TASK DETAILS: From the entries below, copy out every line with "name" in it.

DATA TO USE:
_ _ _ _ _ _ _

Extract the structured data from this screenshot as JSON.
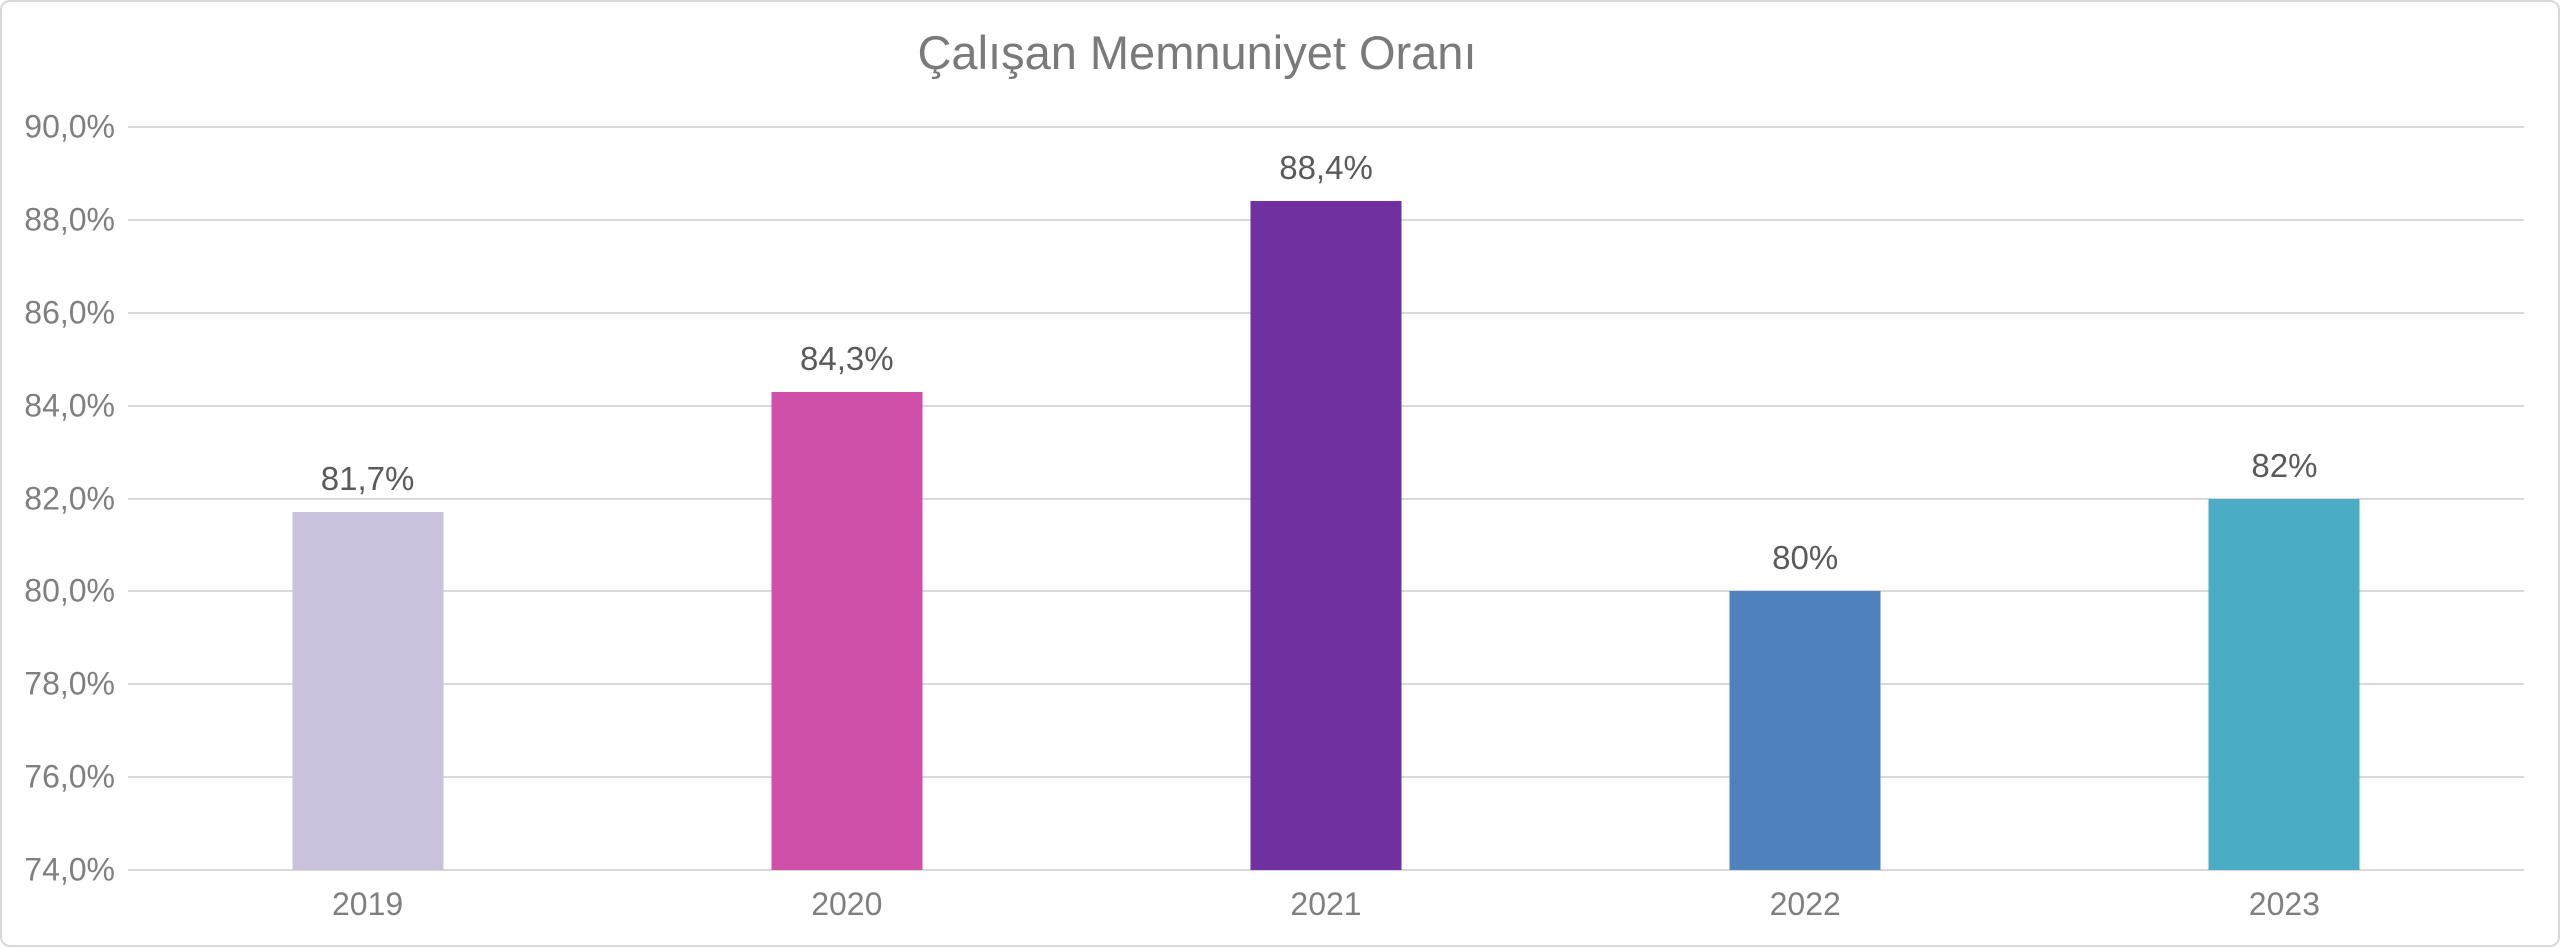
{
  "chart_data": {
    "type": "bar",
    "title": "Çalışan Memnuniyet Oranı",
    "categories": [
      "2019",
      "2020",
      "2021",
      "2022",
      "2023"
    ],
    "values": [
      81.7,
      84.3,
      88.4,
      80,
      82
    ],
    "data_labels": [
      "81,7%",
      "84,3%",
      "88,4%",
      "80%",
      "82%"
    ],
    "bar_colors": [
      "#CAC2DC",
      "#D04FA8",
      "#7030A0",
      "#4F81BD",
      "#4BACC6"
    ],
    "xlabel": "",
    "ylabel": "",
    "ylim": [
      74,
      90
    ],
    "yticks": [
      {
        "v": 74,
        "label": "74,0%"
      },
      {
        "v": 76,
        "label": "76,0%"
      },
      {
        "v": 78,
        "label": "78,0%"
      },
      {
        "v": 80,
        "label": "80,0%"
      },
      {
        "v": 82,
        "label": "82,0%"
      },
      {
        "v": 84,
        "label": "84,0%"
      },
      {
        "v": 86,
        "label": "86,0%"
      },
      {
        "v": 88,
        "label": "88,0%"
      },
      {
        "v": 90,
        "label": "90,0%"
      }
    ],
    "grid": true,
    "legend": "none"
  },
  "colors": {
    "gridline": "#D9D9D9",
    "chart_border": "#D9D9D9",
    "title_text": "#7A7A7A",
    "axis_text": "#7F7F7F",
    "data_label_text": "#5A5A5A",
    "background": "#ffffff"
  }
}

_ _ _ _ _ _ _

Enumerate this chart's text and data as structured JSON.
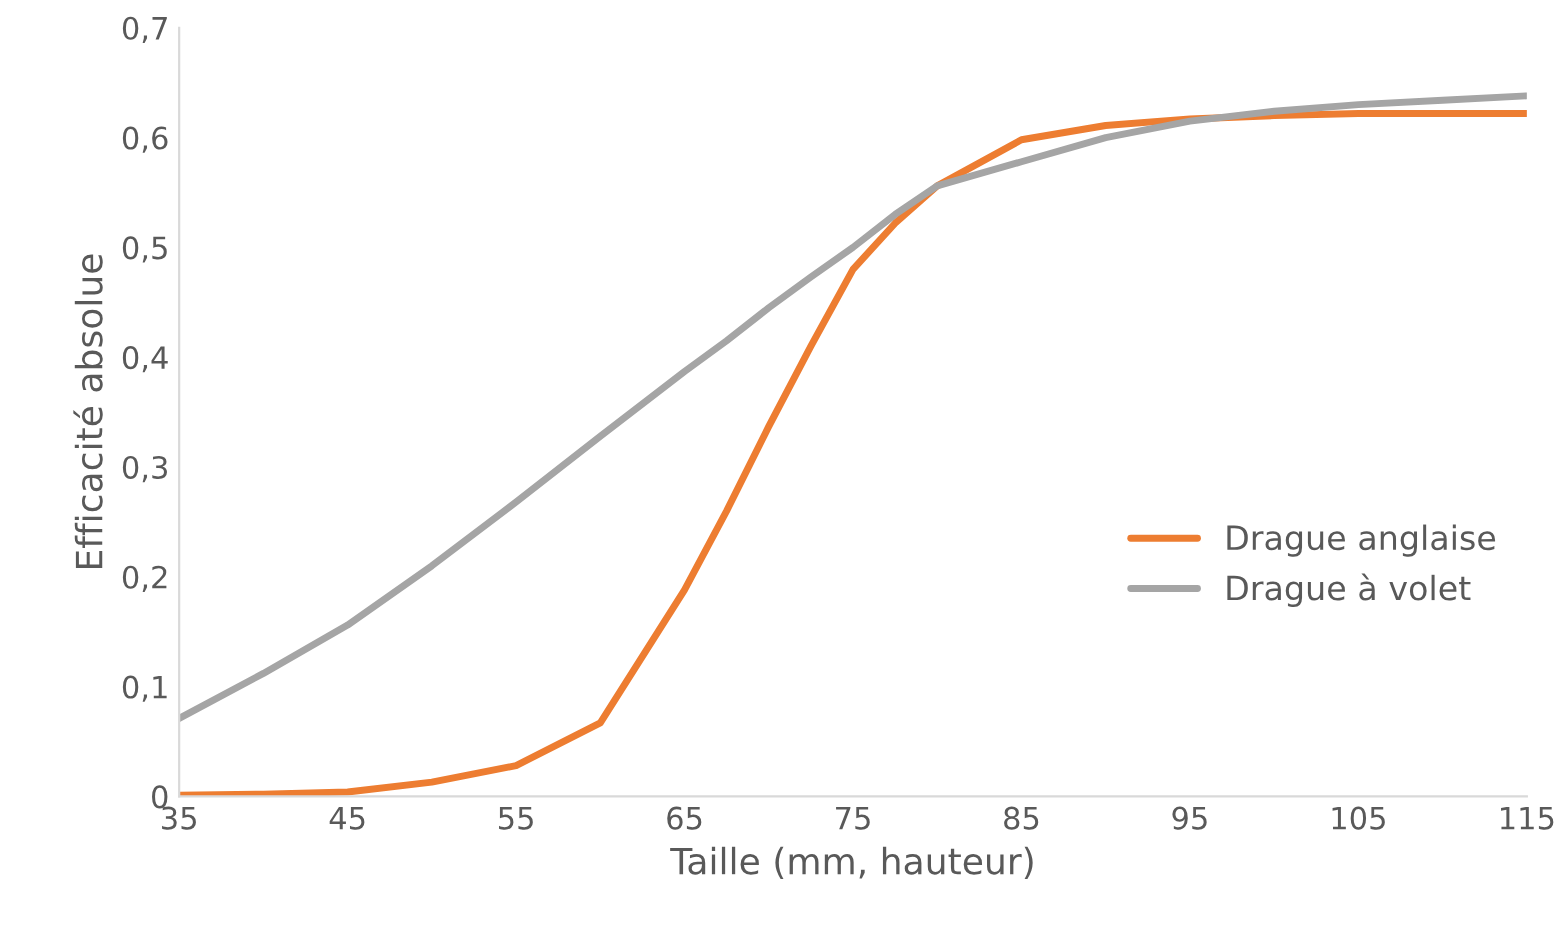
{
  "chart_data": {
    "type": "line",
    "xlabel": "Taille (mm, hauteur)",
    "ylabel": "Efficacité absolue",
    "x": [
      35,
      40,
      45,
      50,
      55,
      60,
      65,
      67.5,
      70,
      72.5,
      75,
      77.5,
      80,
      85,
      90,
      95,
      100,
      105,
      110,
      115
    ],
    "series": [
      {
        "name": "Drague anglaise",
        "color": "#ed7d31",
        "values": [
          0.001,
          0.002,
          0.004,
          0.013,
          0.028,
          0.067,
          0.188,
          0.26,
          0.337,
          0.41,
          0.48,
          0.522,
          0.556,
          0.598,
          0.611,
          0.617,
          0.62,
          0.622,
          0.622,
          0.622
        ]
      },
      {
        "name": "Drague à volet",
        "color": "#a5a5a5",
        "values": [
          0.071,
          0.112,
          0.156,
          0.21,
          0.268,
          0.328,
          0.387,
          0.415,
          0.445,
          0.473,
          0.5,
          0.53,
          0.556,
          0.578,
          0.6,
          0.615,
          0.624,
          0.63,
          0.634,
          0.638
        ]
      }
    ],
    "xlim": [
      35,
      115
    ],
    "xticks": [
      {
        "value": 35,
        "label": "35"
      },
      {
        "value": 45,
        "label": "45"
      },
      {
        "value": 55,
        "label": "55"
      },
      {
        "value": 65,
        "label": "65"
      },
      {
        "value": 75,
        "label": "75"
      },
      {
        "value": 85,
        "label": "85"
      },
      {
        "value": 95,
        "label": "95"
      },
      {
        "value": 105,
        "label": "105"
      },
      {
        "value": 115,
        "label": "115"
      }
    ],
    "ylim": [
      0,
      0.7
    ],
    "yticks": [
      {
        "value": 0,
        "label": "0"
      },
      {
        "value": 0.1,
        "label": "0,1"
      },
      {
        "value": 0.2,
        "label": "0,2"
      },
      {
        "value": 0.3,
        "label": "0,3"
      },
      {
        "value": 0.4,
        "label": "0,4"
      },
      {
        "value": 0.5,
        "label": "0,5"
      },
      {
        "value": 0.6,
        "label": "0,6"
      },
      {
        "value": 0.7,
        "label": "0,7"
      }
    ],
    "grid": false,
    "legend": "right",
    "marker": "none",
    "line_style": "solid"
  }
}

_ _ _ _ _ _ _

FINISHED EXERCISE:
        "name": "Drague anglaise",
        "name": "Drague à volet",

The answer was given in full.